[DATA SUPPLIED start]

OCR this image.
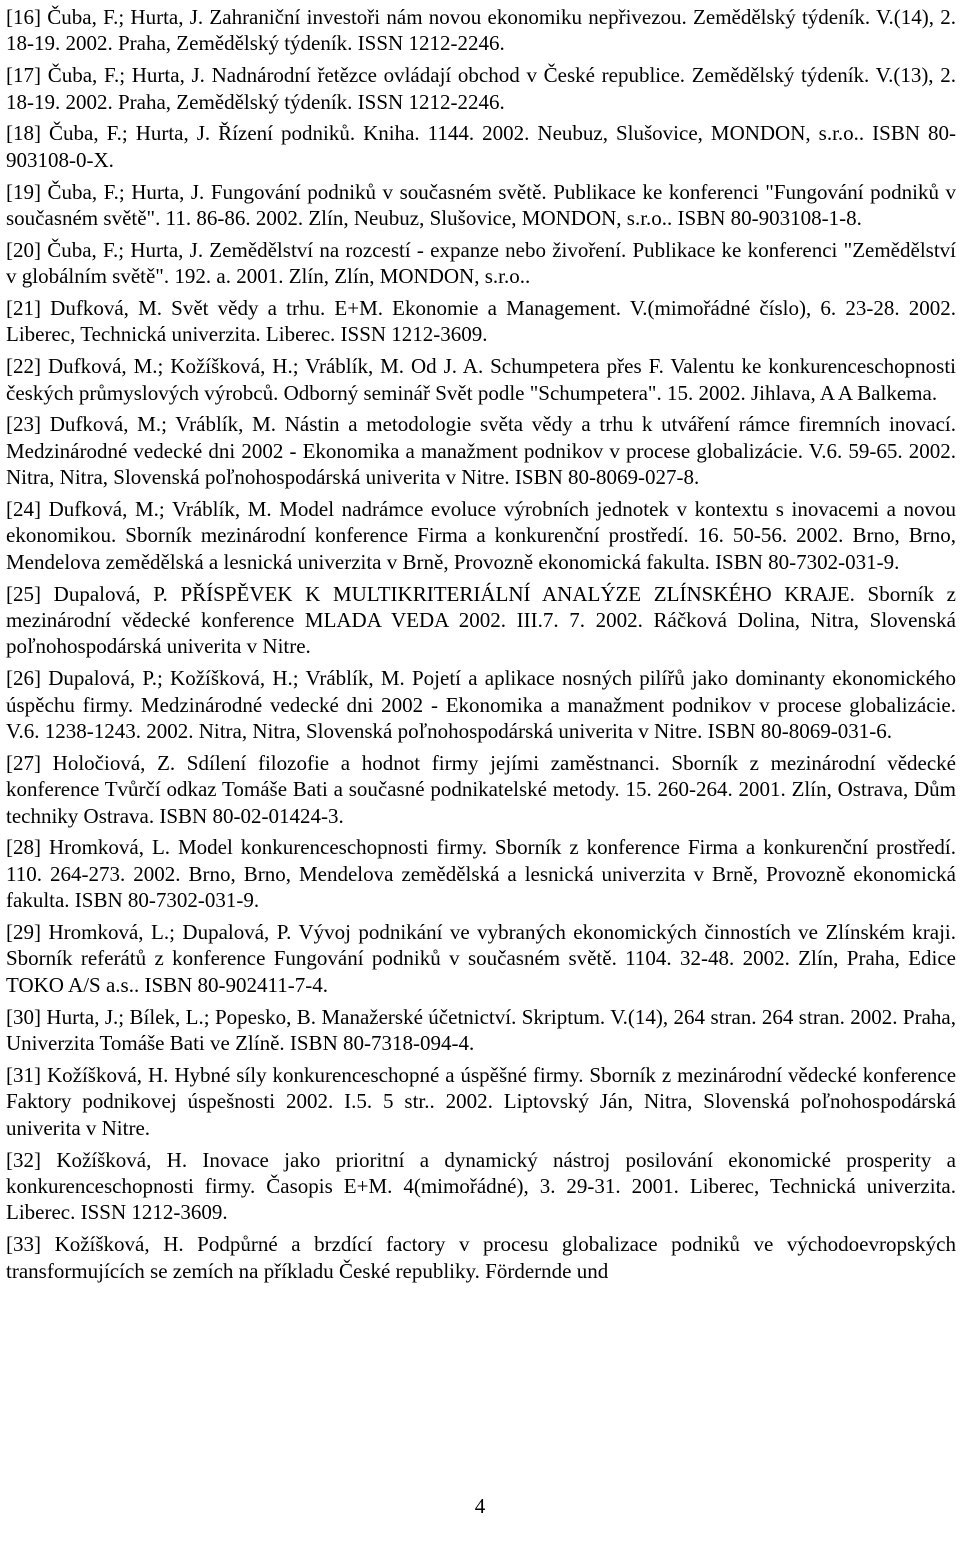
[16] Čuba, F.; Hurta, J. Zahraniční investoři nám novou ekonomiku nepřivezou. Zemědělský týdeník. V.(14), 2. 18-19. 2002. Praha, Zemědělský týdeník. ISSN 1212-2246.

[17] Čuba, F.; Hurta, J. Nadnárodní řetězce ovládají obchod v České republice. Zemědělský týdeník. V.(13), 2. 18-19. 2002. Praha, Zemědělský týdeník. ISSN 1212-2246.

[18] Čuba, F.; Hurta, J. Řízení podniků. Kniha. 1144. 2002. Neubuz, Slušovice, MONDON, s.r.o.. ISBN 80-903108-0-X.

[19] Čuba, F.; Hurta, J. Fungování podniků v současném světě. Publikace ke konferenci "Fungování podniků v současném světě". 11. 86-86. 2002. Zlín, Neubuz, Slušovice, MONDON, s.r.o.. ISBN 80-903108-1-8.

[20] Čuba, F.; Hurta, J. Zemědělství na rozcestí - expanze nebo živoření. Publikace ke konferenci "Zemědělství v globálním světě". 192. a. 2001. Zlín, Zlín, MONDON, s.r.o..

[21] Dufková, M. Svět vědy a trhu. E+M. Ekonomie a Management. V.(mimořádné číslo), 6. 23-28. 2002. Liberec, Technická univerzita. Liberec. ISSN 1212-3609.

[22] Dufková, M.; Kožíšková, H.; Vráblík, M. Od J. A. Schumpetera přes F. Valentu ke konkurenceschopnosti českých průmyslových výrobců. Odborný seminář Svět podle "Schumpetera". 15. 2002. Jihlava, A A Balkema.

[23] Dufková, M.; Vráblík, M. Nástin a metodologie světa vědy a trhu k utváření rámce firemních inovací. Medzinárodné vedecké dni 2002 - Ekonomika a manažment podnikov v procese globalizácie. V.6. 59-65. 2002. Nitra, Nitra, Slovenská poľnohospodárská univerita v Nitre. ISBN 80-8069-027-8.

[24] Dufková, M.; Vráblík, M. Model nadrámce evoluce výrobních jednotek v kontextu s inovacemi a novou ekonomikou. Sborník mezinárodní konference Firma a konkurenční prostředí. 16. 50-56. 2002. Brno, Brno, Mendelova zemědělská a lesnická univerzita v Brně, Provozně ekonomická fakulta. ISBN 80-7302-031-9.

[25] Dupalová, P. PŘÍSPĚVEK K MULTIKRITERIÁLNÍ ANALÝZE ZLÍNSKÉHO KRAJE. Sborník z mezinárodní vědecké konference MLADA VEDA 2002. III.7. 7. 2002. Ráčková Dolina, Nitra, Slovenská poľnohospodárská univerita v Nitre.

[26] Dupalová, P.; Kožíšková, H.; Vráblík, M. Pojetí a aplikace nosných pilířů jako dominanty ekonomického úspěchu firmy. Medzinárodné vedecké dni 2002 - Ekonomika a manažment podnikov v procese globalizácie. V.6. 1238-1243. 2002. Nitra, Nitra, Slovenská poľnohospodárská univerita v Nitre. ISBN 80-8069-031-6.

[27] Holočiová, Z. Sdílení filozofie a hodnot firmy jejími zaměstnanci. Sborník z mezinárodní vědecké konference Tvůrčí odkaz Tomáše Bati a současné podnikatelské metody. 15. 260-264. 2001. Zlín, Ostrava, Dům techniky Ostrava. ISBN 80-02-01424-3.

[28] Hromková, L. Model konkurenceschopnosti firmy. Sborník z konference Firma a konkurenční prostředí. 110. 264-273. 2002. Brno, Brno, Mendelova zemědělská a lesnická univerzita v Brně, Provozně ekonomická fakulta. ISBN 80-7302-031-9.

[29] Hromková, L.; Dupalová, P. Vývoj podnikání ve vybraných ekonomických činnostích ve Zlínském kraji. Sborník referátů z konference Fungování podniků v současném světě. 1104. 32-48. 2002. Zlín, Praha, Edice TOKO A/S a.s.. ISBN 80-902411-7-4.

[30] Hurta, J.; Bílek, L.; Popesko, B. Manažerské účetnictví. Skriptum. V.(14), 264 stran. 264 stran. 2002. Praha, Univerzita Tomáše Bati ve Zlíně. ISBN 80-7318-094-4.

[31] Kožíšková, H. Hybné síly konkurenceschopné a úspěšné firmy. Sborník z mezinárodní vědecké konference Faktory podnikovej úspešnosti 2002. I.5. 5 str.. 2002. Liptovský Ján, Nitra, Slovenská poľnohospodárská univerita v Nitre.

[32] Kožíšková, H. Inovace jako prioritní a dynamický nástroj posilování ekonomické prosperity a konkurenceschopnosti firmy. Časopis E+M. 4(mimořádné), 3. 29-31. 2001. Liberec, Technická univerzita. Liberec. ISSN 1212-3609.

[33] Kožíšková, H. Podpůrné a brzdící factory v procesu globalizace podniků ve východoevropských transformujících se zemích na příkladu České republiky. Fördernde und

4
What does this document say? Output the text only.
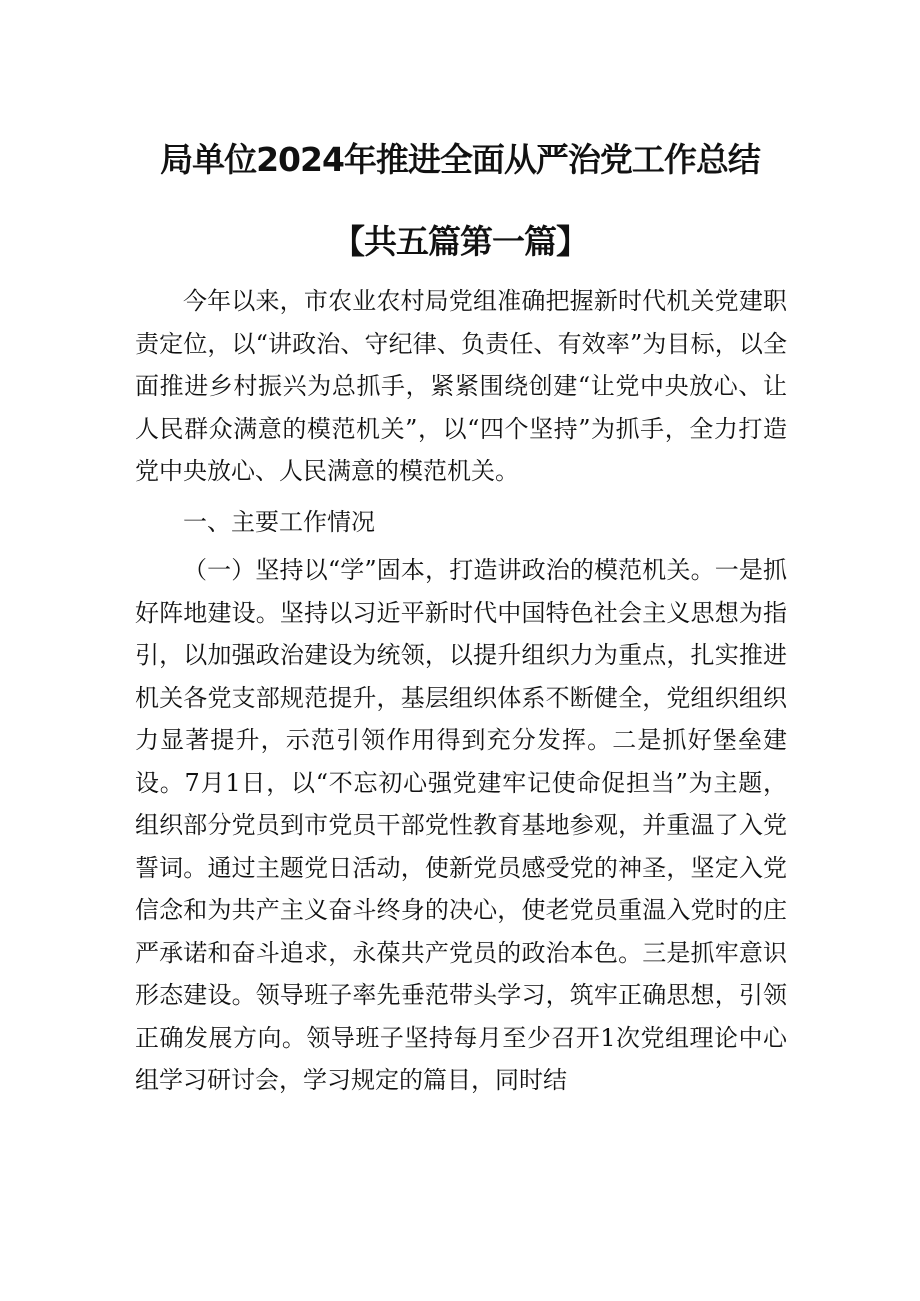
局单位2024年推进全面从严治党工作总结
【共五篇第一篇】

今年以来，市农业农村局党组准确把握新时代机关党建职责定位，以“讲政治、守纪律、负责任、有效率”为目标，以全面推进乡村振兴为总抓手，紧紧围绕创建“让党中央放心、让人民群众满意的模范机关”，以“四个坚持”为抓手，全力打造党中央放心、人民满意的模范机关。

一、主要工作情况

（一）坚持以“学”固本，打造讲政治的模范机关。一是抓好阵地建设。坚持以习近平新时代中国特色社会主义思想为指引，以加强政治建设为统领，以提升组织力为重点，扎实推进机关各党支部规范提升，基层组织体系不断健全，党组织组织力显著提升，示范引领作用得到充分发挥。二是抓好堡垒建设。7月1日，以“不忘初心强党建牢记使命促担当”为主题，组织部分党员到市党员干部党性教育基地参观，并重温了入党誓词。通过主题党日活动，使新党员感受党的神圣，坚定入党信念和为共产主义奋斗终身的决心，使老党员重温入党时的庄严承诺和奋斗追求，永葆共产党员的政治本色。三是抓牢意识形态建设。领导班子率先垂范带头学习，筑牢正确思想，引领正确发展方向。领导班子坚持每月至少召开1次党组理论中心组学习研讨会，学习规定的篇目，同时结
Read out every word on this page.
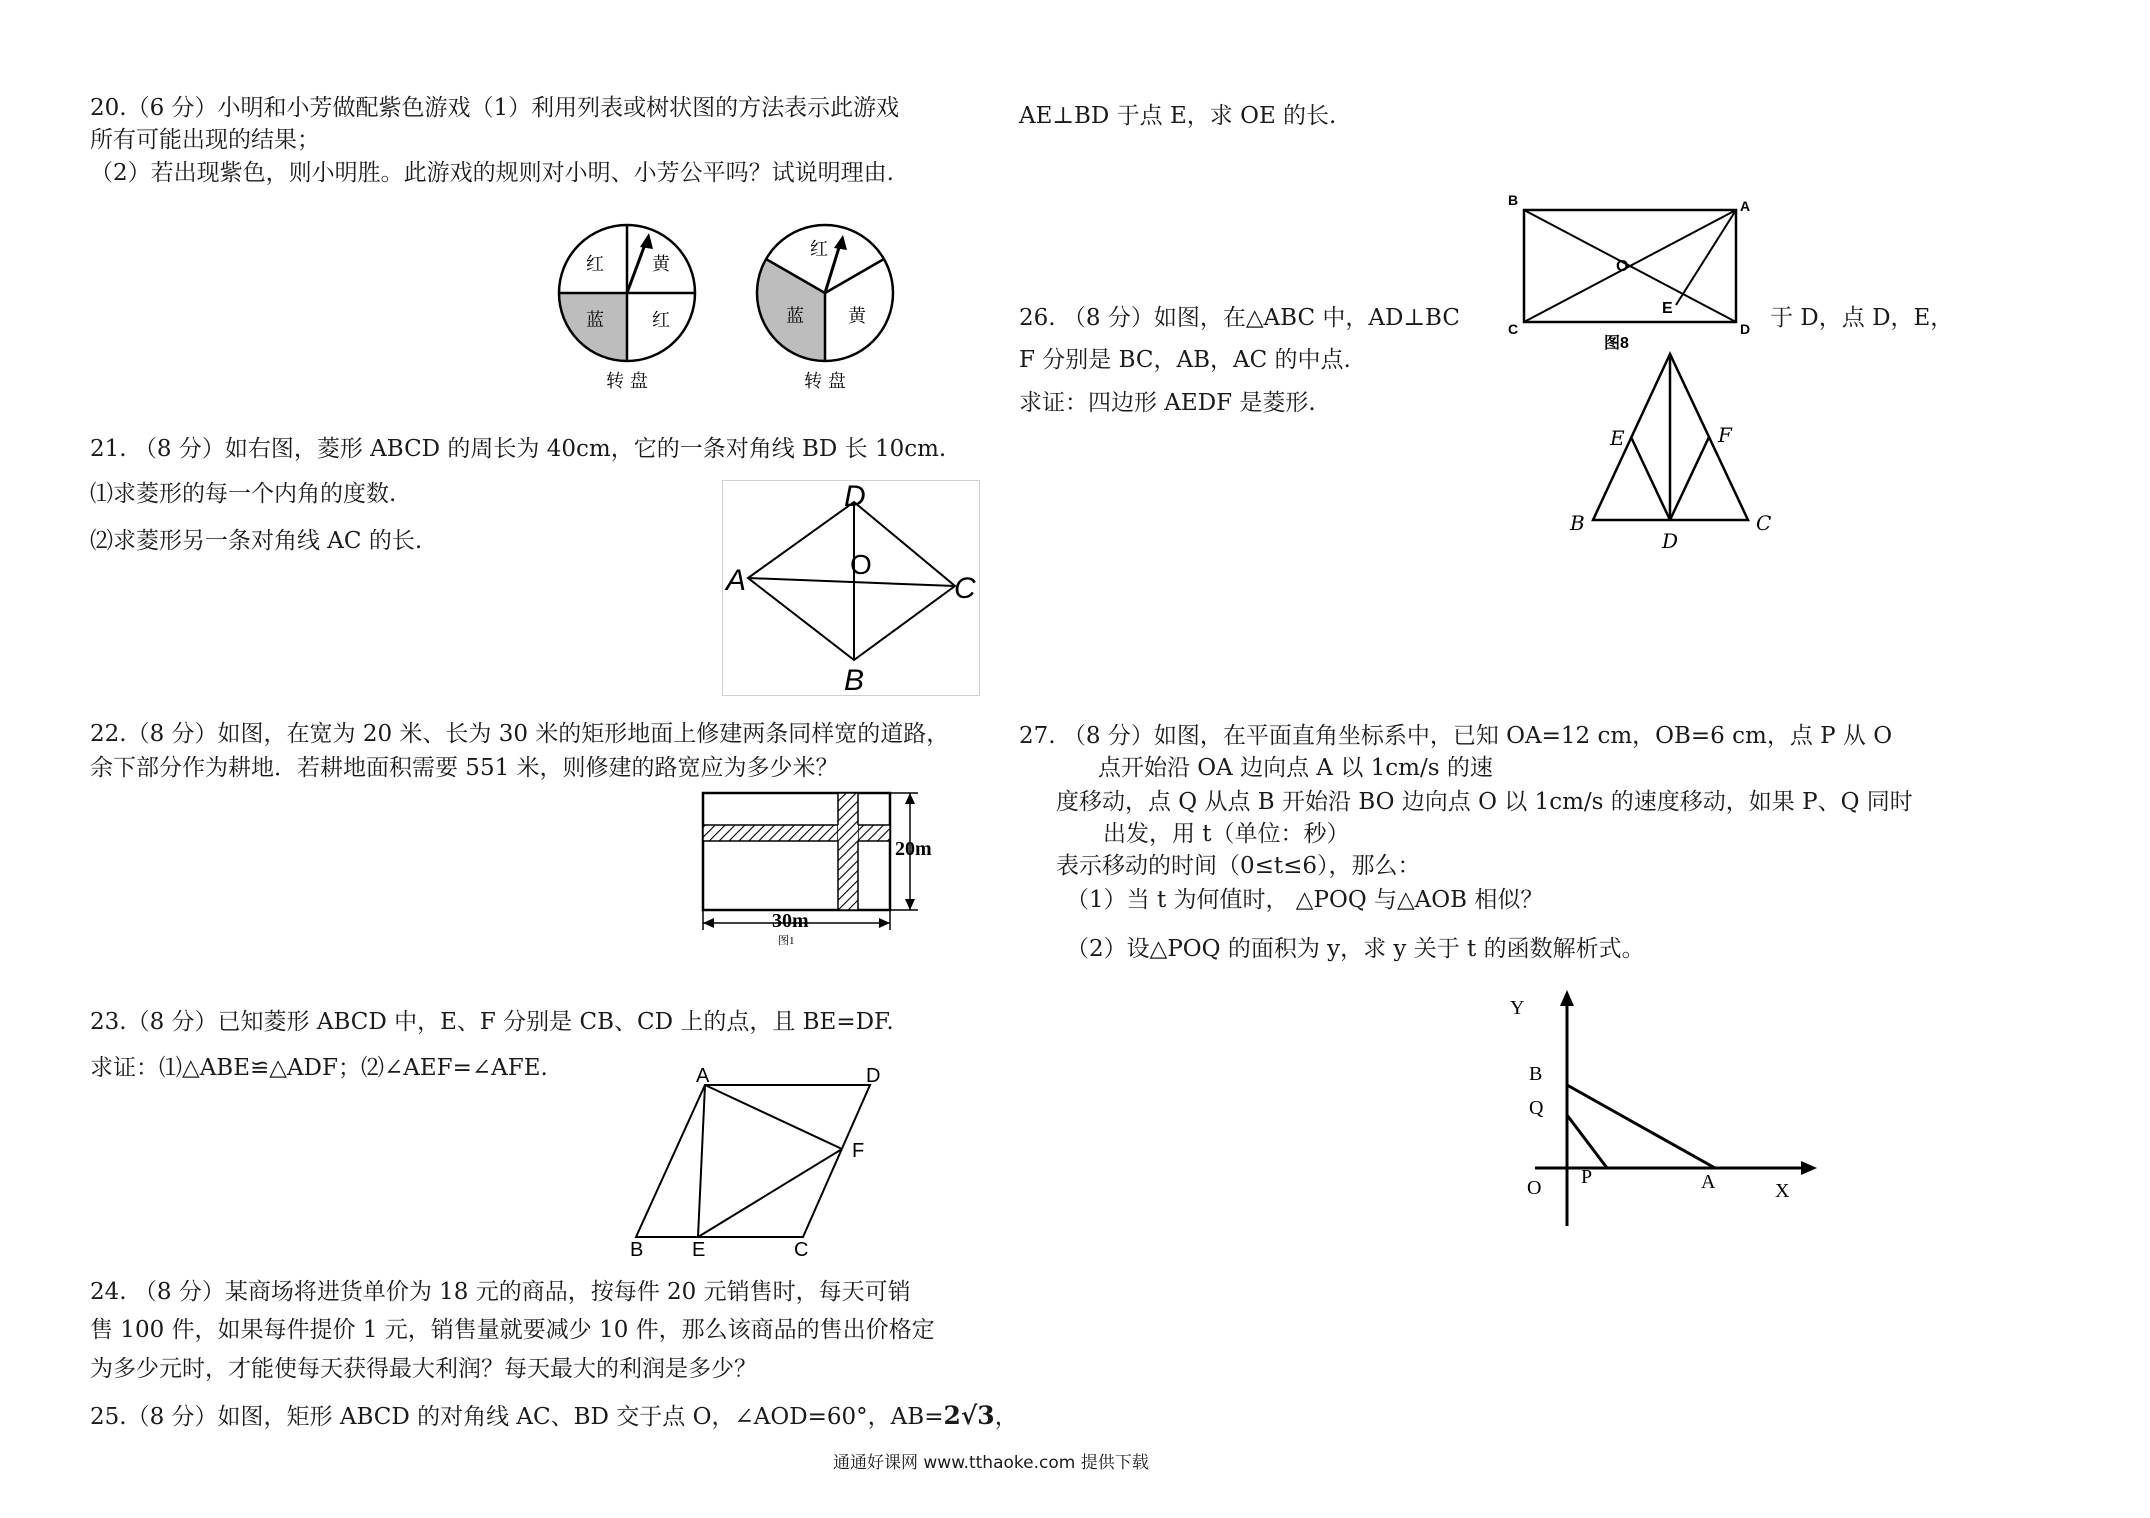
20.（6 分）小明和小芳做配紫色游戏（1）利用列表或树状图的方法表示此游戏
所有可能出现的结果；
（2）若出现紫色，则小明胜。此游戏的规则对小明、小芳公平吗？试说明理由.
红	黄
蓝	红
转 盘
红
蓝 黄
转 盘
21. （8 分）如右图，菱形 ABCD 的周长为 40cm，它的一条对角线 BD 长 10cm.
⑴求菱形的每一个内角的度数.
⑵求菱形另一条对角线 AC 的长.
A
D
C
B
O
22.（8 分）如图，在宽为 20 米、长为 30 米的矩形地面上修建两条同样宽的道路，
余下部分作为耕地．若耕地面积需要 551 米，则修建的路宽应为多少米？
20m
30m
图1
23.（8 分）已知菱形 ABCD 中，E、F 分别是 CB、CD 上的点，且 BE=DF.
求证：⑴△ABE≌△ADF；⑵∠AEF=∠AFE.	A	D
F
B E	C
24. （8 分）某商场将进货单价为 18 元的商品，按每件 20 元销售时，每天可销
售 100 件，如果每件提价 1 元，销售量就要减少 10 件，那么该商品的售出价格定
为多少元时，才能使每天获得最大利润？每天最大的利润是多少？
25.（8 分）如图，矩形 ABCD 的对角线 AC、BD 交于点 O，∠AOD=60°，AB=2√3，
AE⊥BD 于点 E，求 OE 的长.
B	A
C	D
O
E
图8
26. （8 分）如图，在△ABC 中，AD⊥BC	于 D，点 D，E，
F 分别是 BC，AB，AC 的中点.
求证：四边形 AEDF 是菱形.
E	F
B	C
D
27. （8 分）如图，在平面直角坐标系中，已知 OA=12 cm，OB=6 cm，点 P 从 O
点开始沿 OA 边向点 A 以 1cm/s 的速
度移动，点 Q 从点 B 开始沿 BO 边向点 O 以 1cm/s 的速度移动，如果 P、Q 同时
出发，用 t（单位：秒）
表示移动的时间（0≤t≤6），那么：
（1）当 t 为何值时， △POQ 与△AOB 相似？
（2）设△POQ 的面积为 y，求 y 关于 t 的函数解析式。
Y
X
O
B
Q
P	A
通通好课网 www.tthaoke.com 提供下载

[DATA SUPPLIED end]

DIRECTION -
Take the line containing "Read out every word on this page." and every line after it up to the end of the data, and write them out exactly, without the pictures.

EXERCISE OUTPUT -
Read out every word on this page.
20.（6 分）小明和小芳做配紫色游戏（1）利用列表或树状图的方法表示此游戏
所有可能出现的结果；
（2）若出现紫色，则小明胜。此游戏的规则对小明、小芳公平吗？试说明理由.
红	黄
蓝	红
转 盘
红
蓝 黄
转 盘
21. （8 分）如右图，菱形 ABCD 的周长为 40cm，它的一条对角线 BD 长 10cm.
⑴求菱形的每一个内角的度数.
⑵求菱形另一条对角线 AC 的长.
A
D
C
B
O
22.（8 分）如图，在宽为 20 米、长为 30 米的矩形地面上修建两条同样宽的道路，
余下部分作为耕地．若耕地面积需要 551 米，则修建的路宽应为多少米？
20m
30m
图1
23.（8 分）已知菱形 ABCD 中，E、F 分别是 CB、CD 上的点，且 BE=DF.
求证：⑴△ABE≌△ADF；⑵∠AEF=∠AFE.	A	D
F
B E	C
24. （8 分）某商场将进货单价为 18 元的商品，按每件 20 元销售时，每天可销
售 100 件，如果每件提价 1 元，销售量就要减少 10 件，那么该商品的售出价格定
为多少元时，才能使每天获得最大利润？每天最大的利润是多少？
25.（8 分）如图，矩形 ABCD 的对角线 AC、BD 交于点 O，∠AOD=60°，AB=2√3，
AE⊥BD 于点 E，求 OE 的长.
B	A
C	D
O
E
图8
26. （8 分）如图，在△ABC 中，AD⊥BC	于 D，点 D，E，
F 分别是 BC，AB，AC 的中点.
求证：四边形 AEDF 是菱形.
E	F
B	C
D
27. （8 分）如图，在平面直角坐标系中，已知 OA=12 cm，OB=6 cm，点 P 从 O
点开始沿 OA 边向点 A 以 1cm/s 的速
度移动，点 Q 从点 B 开始沿 BO 边向点 O 以 1cm/s 的速度移动，如果 P、Q 同时
出发，用 t（单位：秒）
表示移动的时间（0≤t≤6），那么：
（1）当 t 为何值时， △POQ 与△AOB 相似？
（2）设△POQ 的面积为 y，求 y 关于 t 的函数解析式。
Y
X
O
B
Q
P	A
通通好课网 www.tthaoke.com 提供下载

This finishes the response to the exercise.